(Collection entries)
--- begin ---

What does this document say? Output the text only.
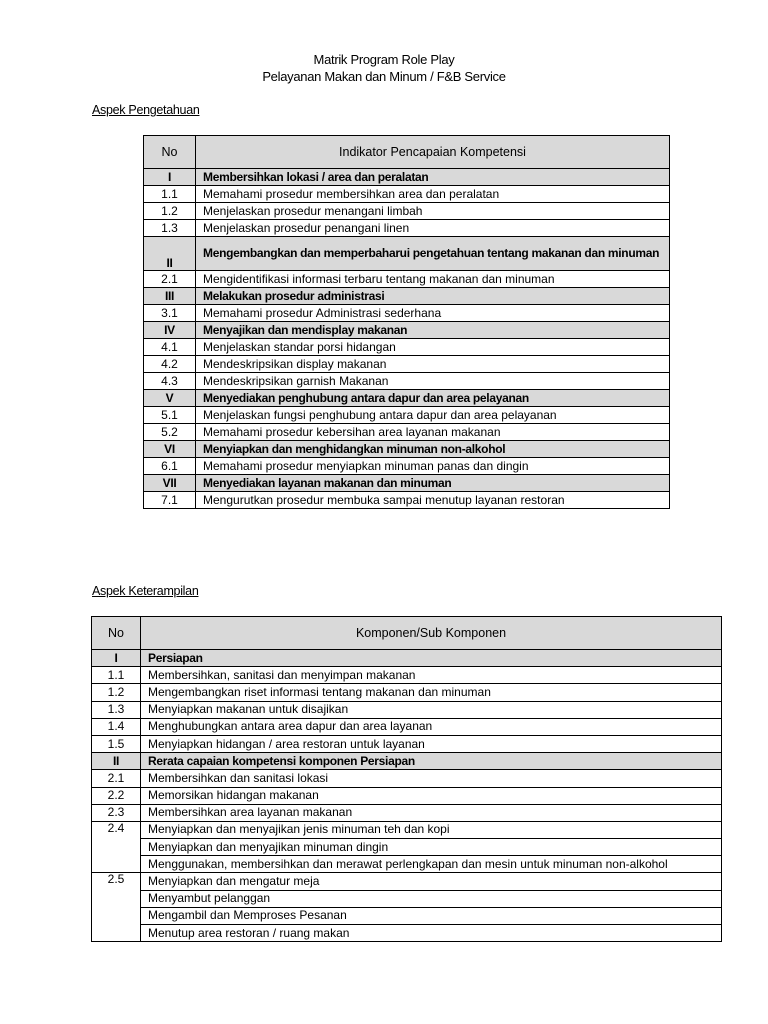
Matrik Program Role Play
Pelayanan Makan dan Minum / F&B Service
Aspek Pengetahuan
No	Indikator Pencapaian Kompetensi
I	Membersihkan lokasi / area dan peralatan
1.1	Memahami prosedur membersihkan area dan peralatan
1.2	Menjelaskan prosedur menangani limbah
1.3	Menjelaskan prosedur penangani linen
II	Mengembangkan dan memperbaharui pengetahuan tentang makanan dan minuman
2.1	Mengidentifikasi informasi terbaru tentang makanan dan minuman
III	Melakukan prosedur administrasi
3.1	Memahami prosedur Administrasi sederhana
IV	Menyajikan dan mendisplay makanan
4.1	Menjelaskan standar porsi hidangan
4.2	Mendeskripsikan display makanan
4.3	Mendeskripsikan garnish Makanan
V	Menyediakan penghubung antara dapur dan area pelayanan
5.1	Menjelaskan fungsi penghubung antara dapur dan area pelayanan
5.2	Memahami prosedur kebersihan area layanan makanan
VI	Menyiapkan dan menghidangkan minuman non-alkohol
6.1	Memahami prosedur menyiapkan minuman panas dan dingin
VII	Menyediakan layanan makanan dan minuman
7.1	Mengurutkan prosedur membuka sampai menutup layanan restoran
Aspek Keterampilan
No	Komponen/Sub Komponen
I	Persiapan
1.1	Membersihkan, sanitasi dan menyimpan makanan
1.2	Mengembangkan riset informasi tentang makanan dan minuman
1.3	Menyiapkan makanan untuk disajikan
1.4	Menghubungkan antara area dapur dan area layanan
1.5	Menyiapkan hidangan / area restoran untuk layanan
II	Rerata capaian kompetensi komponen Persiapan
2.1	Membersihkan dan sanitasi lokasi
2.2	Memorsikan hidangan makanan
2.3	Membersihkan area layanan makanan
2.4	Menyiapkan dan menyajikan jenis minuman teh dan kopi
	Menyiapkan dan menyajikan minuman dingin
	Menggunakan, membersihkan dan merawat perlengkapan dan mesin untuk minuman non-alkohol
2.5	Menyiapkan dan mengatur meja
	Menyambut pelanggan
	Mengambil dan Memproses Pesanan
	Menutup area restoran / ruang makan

--- end ---
--- begin ---

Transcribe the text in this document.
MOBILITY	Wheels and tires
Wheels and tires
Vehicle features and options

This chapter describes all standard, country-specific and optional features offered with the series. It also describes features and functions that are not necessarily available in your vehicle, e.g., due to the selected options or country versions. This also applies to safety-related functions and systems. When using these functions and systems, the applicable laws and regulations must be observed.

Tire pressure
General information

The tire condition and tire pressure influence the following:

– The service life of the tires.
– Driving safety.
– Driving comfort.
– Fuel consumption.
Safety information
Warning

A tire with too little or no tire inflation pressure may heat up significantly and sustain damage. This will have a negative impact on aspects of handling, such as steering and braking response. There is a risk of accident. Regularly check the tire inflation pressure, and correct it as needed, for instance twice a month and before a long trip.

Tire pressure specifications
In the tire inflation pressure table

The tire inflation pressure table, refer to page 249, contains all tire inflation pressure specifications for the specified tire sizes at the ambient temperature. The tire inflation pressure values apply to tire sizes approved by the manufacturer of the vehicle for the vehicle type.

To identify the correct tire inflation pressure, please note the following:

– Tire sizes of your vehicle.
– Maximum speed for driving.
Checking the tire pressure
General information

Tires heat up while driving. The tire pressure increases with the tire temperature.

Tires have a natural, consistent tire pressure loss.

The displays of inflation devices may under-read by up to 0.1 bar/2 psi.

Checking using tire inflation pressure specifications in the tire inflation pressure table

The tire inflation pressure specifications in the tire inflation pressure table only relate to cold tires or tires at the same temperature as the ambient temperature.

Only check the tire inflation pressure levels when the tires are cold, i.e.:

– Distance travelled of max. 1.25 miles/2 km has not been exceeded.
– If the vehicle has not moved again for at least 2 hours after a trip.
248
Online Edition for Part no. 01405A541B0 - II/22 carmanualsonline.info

--- end ---
--- begin ---

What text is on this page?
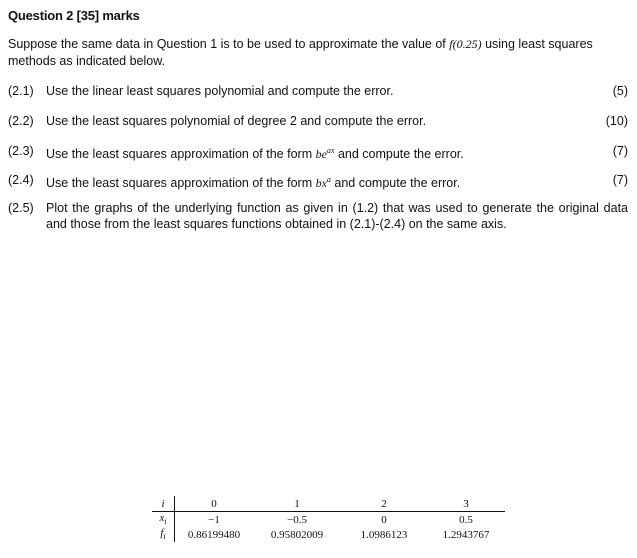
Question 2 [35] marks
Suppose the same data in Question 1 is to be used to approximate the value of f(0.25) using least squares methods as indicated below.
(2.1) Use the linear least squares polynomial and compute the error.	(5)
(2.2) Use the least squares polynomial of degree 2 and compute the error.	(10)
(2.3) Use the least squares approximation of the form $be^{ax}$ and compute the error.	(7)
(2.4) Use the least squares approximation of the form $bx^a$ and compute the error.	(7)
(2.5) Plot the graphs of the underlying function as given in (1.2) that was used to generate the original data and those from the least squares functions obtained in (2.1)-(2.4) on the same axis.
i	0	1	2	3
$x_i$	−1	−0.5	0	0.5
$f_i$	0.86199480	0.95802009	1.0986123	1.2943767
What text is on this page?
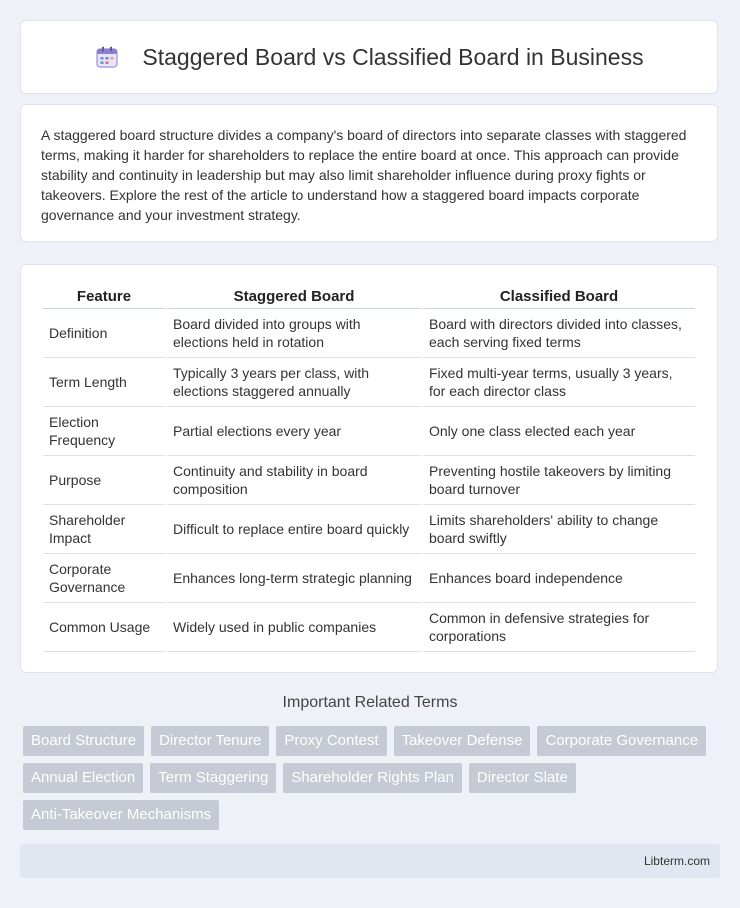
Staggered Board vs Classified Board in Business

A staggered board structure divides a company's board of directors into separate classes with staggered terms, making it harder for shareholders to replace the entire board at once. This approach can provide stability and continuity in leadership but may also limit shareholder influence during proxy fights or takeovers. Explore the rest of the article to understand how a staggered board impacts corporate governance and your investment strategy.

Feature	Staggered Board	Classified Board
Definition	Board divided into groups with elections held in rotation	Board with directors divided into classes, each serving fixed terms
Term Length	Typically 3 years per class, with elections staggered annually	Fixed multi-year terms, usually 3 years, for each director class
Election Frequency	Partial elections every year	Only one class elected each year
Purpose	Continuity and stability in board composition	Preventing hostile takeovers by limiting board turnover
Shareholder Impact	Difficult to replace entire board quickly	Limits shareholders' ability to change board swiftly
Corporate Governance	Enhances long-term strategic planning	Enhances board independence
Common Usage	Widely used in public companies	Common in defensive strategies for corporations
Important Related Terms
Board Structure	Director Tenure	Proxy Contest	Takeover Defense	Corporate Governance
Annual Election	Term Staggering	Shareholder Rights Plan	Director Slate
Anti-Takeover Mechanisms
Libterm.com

--- end ---

- **WHAT TO WORK ON**: Look for "long" and pull out every line that has it.

- **ANSWER TO THIS PROBLEM**:
A tire with too little or no tire inflation pressure may heat up significantly and sustain damage. This will have a negative impact on aspects of handling, such as steering and braking response. There is a risk of accident. Regularly check the tire inflation pressure, and correct it as needed, for instance twice a month and before a long trip.
Corporate Governance	Enhances long-term strategic planning	Enhances board independence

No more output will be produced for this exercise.